### Exercise directions
Using the listing below, copy every line that mentions "dimensiones".

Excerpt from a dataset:
_ _ _ _
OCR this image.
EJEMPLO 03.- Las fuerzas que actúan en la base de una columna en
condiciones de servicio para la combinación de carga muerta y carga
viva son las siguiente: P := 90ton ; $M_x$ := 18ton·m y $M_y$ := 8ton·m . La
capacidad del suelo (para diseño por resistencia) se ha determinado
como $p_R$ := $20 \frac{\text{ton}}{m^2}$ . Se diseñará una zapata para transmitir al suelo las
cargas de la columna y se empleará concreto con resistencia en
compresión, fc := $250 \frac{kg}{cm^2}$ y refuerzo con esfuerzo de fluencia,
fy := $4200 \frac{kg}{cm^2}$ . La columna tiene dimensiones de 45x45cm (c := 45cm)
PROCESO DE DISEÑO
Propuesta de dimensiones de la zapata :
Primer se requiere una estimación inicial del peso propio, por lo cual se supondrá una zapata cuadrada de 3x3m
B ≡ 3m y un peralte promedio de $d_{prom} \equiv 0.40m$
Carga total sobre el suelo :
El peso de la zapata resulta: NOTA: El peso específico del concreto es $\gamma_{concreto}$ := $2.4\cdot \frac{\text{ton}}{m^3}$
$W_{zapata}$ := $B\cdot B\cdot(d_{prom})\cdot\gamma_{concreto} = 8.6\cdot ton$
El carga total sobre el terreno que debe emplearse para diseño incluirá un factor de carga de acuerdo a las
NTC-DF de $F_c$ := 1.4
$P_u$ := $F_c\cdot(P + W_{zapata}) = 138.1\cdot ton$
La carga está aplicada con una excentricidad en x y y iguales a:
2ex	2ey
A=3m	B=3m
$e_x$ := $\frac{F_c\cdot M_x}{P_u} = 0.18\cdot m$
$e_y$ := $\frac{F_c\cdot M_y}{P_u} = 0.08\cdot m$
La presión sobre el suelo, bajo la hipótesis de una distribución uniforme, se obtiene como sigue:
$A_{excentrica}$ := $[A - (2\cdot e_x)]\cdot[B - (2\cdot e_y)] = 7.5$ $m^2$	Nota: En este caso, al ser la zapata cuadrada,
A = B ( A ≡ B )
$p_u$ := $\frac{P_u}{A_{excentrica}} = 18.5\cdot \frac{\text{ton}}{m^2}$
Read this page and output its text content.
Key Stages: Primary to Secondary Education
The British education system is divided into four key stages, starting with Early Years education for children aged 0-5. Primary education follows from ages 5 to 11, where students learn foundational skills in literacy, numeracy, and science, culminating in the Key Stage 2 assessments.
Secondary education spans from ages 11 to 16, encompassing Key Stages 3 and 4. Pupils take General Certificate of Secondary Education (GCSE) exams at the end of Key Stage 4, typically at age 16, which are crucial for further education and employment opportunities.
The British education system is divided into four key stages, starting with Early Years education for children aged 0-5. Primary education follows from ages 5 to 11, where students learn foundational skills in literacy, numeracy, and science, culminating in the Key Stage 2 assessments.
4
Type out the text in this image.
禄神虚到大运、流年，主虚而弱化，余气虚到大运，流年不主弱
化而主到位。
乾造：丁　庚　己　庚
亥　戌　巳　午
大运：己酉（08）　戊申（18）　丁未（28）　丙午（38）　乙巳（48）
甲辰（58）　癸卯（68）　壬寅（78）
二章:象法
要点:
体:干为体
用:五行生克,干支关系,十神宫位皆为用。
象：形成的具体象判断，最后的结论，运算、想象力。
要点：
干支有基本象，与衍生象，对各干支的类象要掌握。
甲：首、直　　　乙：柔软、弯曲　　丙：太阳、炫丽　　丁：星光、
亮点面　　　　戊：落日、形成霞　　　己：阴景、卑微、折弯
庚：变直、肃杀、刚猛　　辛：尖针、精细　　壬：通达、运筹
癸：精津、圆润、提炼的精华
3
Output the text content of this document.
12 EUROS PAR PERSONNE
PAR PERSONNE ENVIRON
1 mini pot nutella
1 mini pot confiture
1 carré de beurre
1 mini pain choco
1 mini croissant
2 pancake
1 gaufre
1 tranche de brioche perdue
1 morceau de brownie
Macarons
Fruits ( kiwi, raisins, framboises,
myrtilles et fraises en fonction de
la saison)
_ _ _ _
### Correct answer
fy := $4200 \frac{kg}{cm^2}$ . La columna tiene dimensiones de 45x45cm (c := 45cm)
Propuesta de dimensiones de la zapata :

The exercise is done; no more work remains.